> EXERCISE INSTRUCTIONS: Exactly reproduce all the records, keeping pictures out of the copy.

[[ EXERCISE INPUT open ]]

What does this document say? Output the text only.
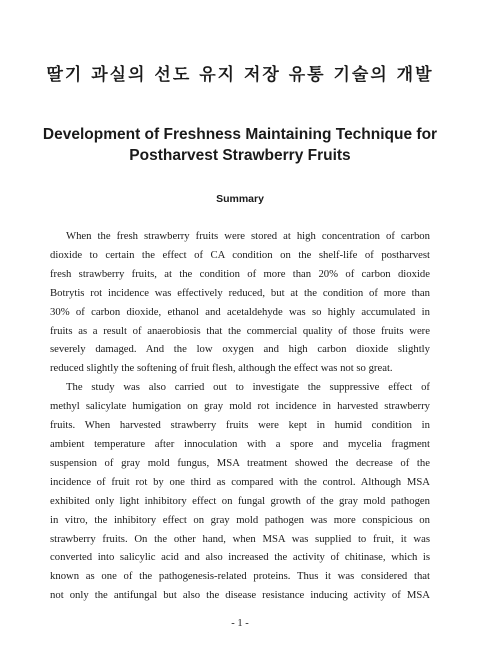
딸기 과실의 선도 유지 저장 유통 기술의 개발
Development of Freshness Maintaining Technique for
Postharvest Strawberry Fruits
Summary
When the fresh strawberry fruits were stored at high concentration of carbon
dioxide to certain the effect of CA condition on the shelf-life of postharvest
fresh strawberry fruits, at the condition of more than 20% of carbon dioxide
Botrytis rot incidence was effectively reduced, but at the condition of more than
30% of carbon dioxide, ethanol and acetaldehyde was so highly accumulated in
fruits as a result of anaerobiosis that the commercial quality of those fruits were
severely damaged. And the low oxygen and high carbon dioxide slightly
reduced slightly the softening of fruit flesh, although the effect was not so great.
The study was also carried out to investigate the suppressive effect of
methyl salicylate humigation on gray mold rot incidence in harvested strawberry
fruits. When harvested strawberry fruits were kept in humid condition in
ambient temperature after innoculation with a spore and mycelia fragment
suspension of gray mold fungus, MSA treatment showed the decrease of the
incidence of fruit rot by one third as compared with the control. Although MSA
exhibited only light inhibitory effect on fungal growth of the gray mold pathogen
in vitro, the inhibitory effect on gray mold pathogen was more conspicious on
strawberry fruits. On the other hand, when MSA was supplied to fruit, it was
converted into salicylic acid and also increased the activity of chitinase, which is
known as one of the pathogenesis-related proteins. Thus it was considered that
not only the antifungal but also the disease resistance inducing activity of MSA
- 1 -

[[ EXERCISE INPUT closed ]]

> TASK SOLUTION:
What does this document say? Output the text only.
딸기 과실의 선도 유지 저장 유통 기술의 개발
Development of Freshness Maintaining Technique for
Postharvest Strawberry Fruits
Summary
When the fresh strawberry fruits were stored at high concentration of carbon
dioxide to certain the effect of CA condition on the shelf-life of postharvest
fresh strawberry fruits, at the condition of more than 20% of carbon dioxide
Botrytis rot incidence was effectively reduced, but at the condition of more than
30% of carbon dioxide, ethanol and acetaldehyde was so highly accumulated in
fruits as a result of anaerobiosis that the commercial quality of those fruits were
severely damaged. And the low oxygen and high carbon dioxide slightly
reduced slightly the softening of fruit flesh, although the effect was not so great.
The study was also carried out to investigate the suppressive effect of
methyl salicylate humigation on gray mold rot incidence in harvested strawberry
fruits. When harvested strawberry fruits were kept in humid condition in
ambient temperature after innoculation with a spore and mycelia fragment
suspension of gray mold fungus, MSA treatment showed the decrease of the
incidence of fruit rot by one third as compared with the control. Although MSA
exhibited only light inhibitory effect on fungal growth of the gray mold pathogen
in vitro, the inhibitory effect on gray mold pathogen was more conspicious on
strawberry fruits. On the other hand, when MSA was supplied to fruit, it was
converted into salicylic acid and also increased the activity of chitinase, which is
known as one of the pathogenesis-related proteins. Thus it was considered that
not only the antifungal but also the disease resistance inducing activity of MSA
- 1 -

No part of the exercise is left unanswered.